**Your objective**
Report every line in the listing below where the string "xlabel" shows up.
——
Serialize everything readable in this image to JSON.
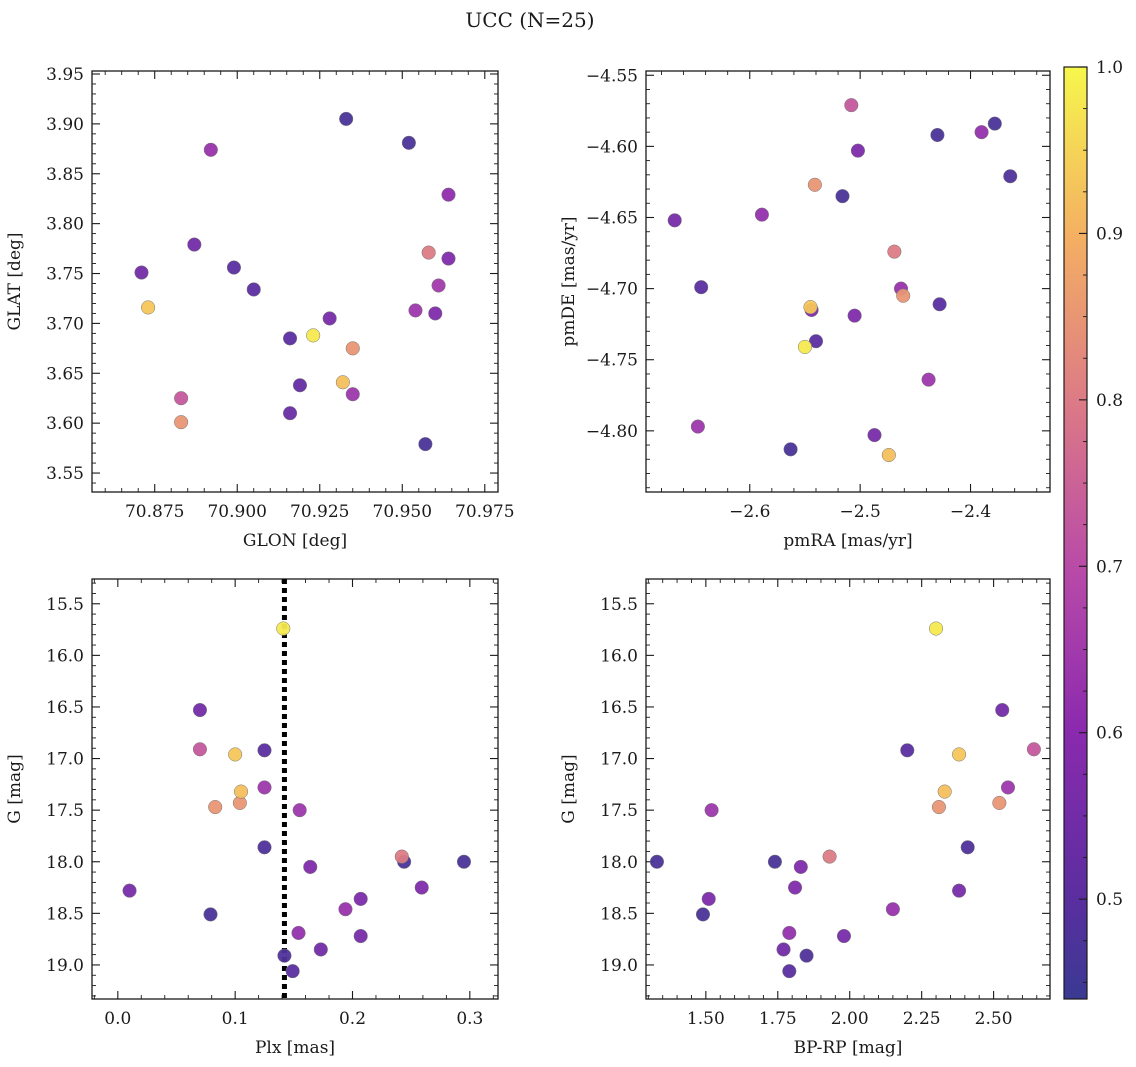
{
  "figure": {
    "title": "UCC (N=25)",
    "colorbar": {
      "colormap": "plasma",
      "range": [
        0.44,
        1.0
      ],
      "ticks": [
        "0.5",
        "0.6",
        "0.7",
        "0.8",
        "0.9",
        "1.0"
      ],
      "tick_values": [
        0.5,
        0.6,
        0.7,
        0.8,
        0.9,
        1.0
      ]
    }
  },
  "chart_data": [
    {
      "id": "glon-glat",
      "type": "scatter",
      "xlabel": "GLON [deg]",
      "ylabel": "GLAT [deg]",
      "xlim": [
        70.856,
        70.979
      ],
      "ylim": [
        3.531,
        3.953
      ],
      "x_ticks": [
        70.875,
        70.9,
        70.925,
        70.95,
        70.975
      ],
      "x_tick_labels": [
        "70.875",
        "70.900",
        "70.925",
        "70.950",
        "70.975"
      ],
      "y_ticks": [
        3.55,
        3.6,
        3.65,
        3.7,
        3.75,
        3.8,
        3.85,
        3.9,
        3.95
      ],
      "y_tick_labels": [
        "3.55",
        "3.60",
        "3.65",
        "3.70",
        "3.75",
        "3.80",
        "3.85",
        "3.90",
        "3.95"
      ],
      "points": [
        {
          "x": 70.933,
          "y": 3.905,
          "c": 0.47
        },
        {
          "x": 70.952,
          "y": 3.881,
          "c": 0.47
        },
        {
          "x": 70.892,
          "y": 3.874,
          "c": 0.63
        },
        {
          "x": 70.964,
          "y": 3.829,
          "c": 0.61
        },
        {
          "x": 70.958,
          "y": 3.771,
          "c": 0.8
        },
        {
          "x": 70.887,
          "y": 3.779,
          "c": 0.55
        },
        {
          "x": 70.871,
          "y": 3.751,
          "c": 0.55
        },
        {
          "x": 70.899,
          "y": 3.756,
          "c": 0.5
        },
        {
          "x": 70.964,
          "y": 3.765,
          "c": 0.58
        },
        {
          "x": 70.961,
          "y": 3.738,
          "c": 0.65
        },
        {
          "x": 70.905,
          "y": 3.734,
          "c": 0.5
        },
        {
          "x": 70.873,
          "y": 3.716,
          "c": 0.93
        },
        {
          "x": 70.954,
          "y": 3.713,
          "c": 0.64
        },
        {
          "x": 70.96,
          "y": 3.71,
          "c": 0.58
        },
        {
          "x": 70.928,
          "y": 3.705,
          "c": 0.56
        },
        {
          "x": 70.916,
          "y": 3.685,
          "c": 0.5
        },
        {
          "x": 70.923,
          "y": 3.688,
          "c": 0.98
        },
        {
          "x": 70.935,
          "y": 3.675,
          "c": 0.85
        },
        {
          "x": 70.932,
          "y": 3.641,
          "c": 0.92
        },
        {
          "x": 70.919,
          "y": 3.638,
          "c": 0.52
        },
        {
          "x": 70.935,
          "y": 3.629,
          "c": 0.64
        },
        {
          "x": 70.883,
          "y": 3.625,
          "c": 0.73
        },
        {
          "x": 70.916,
          "y": 3.61,
          "c": 0.53
        },
        {
          "x": 70.883,
          "y": 3.601,
          "c": 0.85
        },
        {
          "x": 70.957,
          "y": 3.579,
          "c": 0.47
        }
      ]
    },
    {
      "id": "pmra-pmde",
      "type": "scatter",
      "xlabel": "pmRA [mas/yr]",
      "ylabel": "pmDE [mas/yr]",
      "xlim": [
        -2.694,
        -2.328
      ],
      "ylim": [
        -4.843,
        -4.547
      ],
      "x_ticks": [
        -2.6,
        -2.5,
        -2.4
      ],
      "x_tick_labels": [
        "−2.6",
        "−2.5",
        "−2.4"
      ],
      "y_ticks": [
        -4.8,
        -4.75,
        -4.7,
        -4.65,
        -4.6,
        -4.55
      ],
      "y_tick_labels": [
        "−4.80",
        "−4.75",
        "−4.70",
        "−4.65",
        "−4.60",
        "−4.55"
      ],
      "points": [
        {
          "x": -2.508,
          "y": -4.571,
          "c": 0.73
        },
        {
          "x": -2.378,
          "y": -4.584,
          "c": 0.47
        },
        {
          "x": -2.39,
          "y": -4.59,
          "c": 0.62
        },
        {
          "x": -2.43,
          "y": -4.592,
          "c": 0.47
        },
        {
          "x": -2.502,
          "y": -4.603,
          "c": 0.57
        },
        {
          "x": -2.364,
          "y": -4.621,
          "c": 0.48
        },
        {
          "x": -2.541,
          "y": -4.627,
          "c": 0.85
        },
        {
          "x": -2.516,
          "y": -4.635,
          "c": 0.47
        },
        {
          "x": -2.589,
          "y": -4.648,
          "c": 0.62
        },
        {
          "x": -2.668,
          "y": -4.652,
          "c": 0.56
        },
        {
          "x": -2.469,
          "y": -4.674,
          "c": 0.8
        },
        {
          "x": -2.644,
          "y": -4.699,
          "c": 0.5
        },
        {
          "x": -2.463,
          "y": -4.7,
          "c": 0.63
        },
        {
          "x": -2.461,
          "y": -4.705,
          "c": 0.85
        },
        {
          "x": -2.428,
          "y": -4.711,
          "c": 0.5
        },
        {
          "x": -2.545,
          "y": -4.713,
          "c": 0.93
        },
        {
          "x": -2.544,
          "y": -4.715,
          "c": 0.58
        },
        {
          "x": -2.505,
          "y": -4.719,
          "c": 0.58
        },
        {
          "x": -2.54,
          "y": -4.737,
          "c": 0.5
        },
        {
          "x": -2.55,
          "y": -4.741,
          "c": 0.98
        },
        {
          "x": -2.438,
          "y": -4.764,
          "c": 0.64
        },
        {
          "x": -2.647,
          "y": -4.797,
          "c": 0.64
        },
        {
          "x": -2.487,
          "y": -4.803,
          "c": 0.56
        },
        {
          "x": -2.563,
          "y": -4.813,
          "c": 0.47
        },
        {
          "x": -2.474,
          "y": -4.817,
          "c": 0.92
        }
      ]
    },
    {
      "id": "plx-g",
      "type": "scatter",
      "xlabel": "Plx [mas]",
      "ylabel": "G [mag]",
      "xlim": [
        -0.022,
        0.324
      ],
      "ylim": [
        19.33,
        15.26
      ],
      "y_inverted": true,
      "vline": 0.142,
      "x_ticks": [
        0.0,
        0.1,
        0.2,
        0.3
      ],
      "x_tick_labels": [
        "0.0",
        "0.1",
        "0.2",
        "0.3"
      ],
      "y_ticks": [
        15.5,
        16.0,
        16.5,
        17.0,
        17.5,
        18.0,
        18.5,
        19.0
      ],
      "y_tick_labels": [
        "15.5",
        "16.0",
        "16.5",
        "17.0",
        "17.5",
        "18.0",
        "18.5",
        "19.0"
      ],
      "points": [
        {
          "x": 0.141,
          "y": 15.74,
          "c": 0.98
        },
        {
          "x": 0.07,
          "y": 16.53,
          "c": 0.55
        },
        {
          "x": 0.07,
          "y": 16.91,
          "c": 0.73
        },
        {
          "x": 0.1,
          "y": 16.96,
          "c": 0.93
        },
        {
          "x": 0.125,
          "y": 16.92,
          "c": 0.5
        },
        {
          "x": 0.105,
          "y": 17.32,
          "c": 0.92
        },
        {
          "x": 0.125,
          "y": 17.28,
          "c": 0.64
        },
        {
          "x": 0.083,
          "y": 17.47,
          "c": 0.85
        },
        {
          "x": 0.104,
          "y": 17.43,
          "c": 0.85
        },
        {
          "x": 0.155,
          "y": 17.5,
          "c": 0.64
        },
        {
          "x": 0.125,
          "y": 17.86,
          "c": 0.48
        },
        {
          "x": 0.242,
          "y": 17.95,
          "c": 0.8
        },
        {
          "x": 0.244,
          "y": 18.0,
          "c": 0.47
        },
        {
          "x": 0.295,
          "y": 18.0,
          "c": 0.47
        },
        {
          "x": 0.164,
          "y": 18.05,
          "c": 0.58
        },
        {
          "x": 0.259,
          "y": 18.25,
          "c": 0.58
        },
        {
          "x": 0.01,
          "y": 18.28,
          "c": 0.56
        },
        {
          "x": 0.207,
          "y": 18.36,
          "c": 0.57
        },
        {
          "x": 0.194,
          "y": 18.46,
          "c": 0.63
        },
        {
          "x": 0.079,
          "y": 18.51,
          "c": 0.47
        },
        {
          "x": 0.154,
          "y": 18.69,
          "c": 0.62
        },
        {
          "x": 0.207,
          "y": 18.72,
          "c": 0.56
        },
        {
          "x": 0.173,
          "y": 18.85,
          "c": 0.55
        },
        {
          "x": 0.142,
          "y": 18.91,
          "c": 0.48
        },
        {
          "x": 0.149,
          "y": 19.06,
          "c": 0.5
        }
      ]
    },
    {
      "id": "bprp-g",
      "type": "scatter",
      "xlabel": "BP-RP [mag]",
      "ylabel": "G [mag]",
      "xlim": [
        1.292,
        2.696
      ],
      "ylim": [
        19.33,
        15.26
      ],
      "y_inverted": true,
      "x_ticks": [
        1.5,
        1.75,
        2.0,
        2.25,
        2.5
      ],
      "x_tick_labels": [
        "1.50",
        "1.75",
        "2.00",
        "2.25",
        "2.50"
      ],
      "y_ticks": [
        15.5,
        16.0,
        16.5,
        17.0,
        17.5,
        18.0,
        18.5,
        19.0
      ],
      "y_tick_labels": [
        "15.5",
        "16.0",
        "16.5",
        "17.0",
        "17.5",
        "18.0",
        "18.5",
        "19.0"
      ],
      "points": [
        {
          "x": 2.3,
          "y": 15.74,
          "c": 0.98
        },
        {
          "x": 2.53,
          "y": 16.53,
          "c": 0.55
        },
        {
          "x": 2.64,
          "y": 16.91,
          "c": 0.73
        },
        {
          "x": 2.2,
          "y": 16.92,
          "c": 0.5
        },
        {
          "x": 2.38,
          "y": 16.96,
          "c": 0.93
        },
        {
          "x": 2.33,
          "y": 17.32,
          "c": 0.92
        },
        {
          "x": 2.55,
          "y": 17.28,
          "c": 0.64
        },
        {
          "x": 2.31,
          "y": 17.47,
          "c": 0.85
        },
        {
          "x": 2.52,
          "y": 17.43,
          "c": 0.85
        },
        {
          "x": 1.52,
          "y": 17.5,
          "c": 0.64
        },
        {
          "x": 2.41,
          "y": 17.86,
          "c": 0.48
        },
        {
          "x": 1.93,
          "y": 17.95,
          "c": 0.8
        },
        {
          "x": 1.33,
          "y": 18.0,
          "c": 0.47
        },
        {
          "x": 1.74,
          "y": 18.0,
          "c": 0.47
        },
        {
          "x": 1.83,
          "y": 18.05,
          "c": 0.58
        },
        {
          "x": 1.81,
          "y": 18.25,
          "c": 0.58
        },
        {
          "x": 2.38,
          "y": 18.28,
          "c": 0.56
        },
        {
          "x": 1.51,
          "y": 18.36,
          "c": 0.57
        },
        {
          "x": 2.15,
          "y": 18.46,
          "c": 0.63
        },
        {
          "x": 1.49,
          "y": 18.51,
          "c": 0.47
        },
        {
          "x": 1.79,
          "y": 18.69,
          "c": 0.62
        },
        {
          "x": 1.98,
          "y": 18.72,
          "c": 0.56
        },
        {
          "x": 1.77,
          "y": 18.85,
          "c": 0.55
        },
        {
          "x": 1.85,
          "y": 18.91,
          "c": 0.48
        },
        {
          "x": 1.79,
          "y": 19.06,
          "c": 0.5
        }
      ]
    }
  ]
}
——
**Solution to this task**
      "xlabel": "GLON [deg]",
      "xlabel": "pmRA [mas/yr]",
      "xlabel": "Plx [mas]",
      "xlabel": "BP-RP [mag]",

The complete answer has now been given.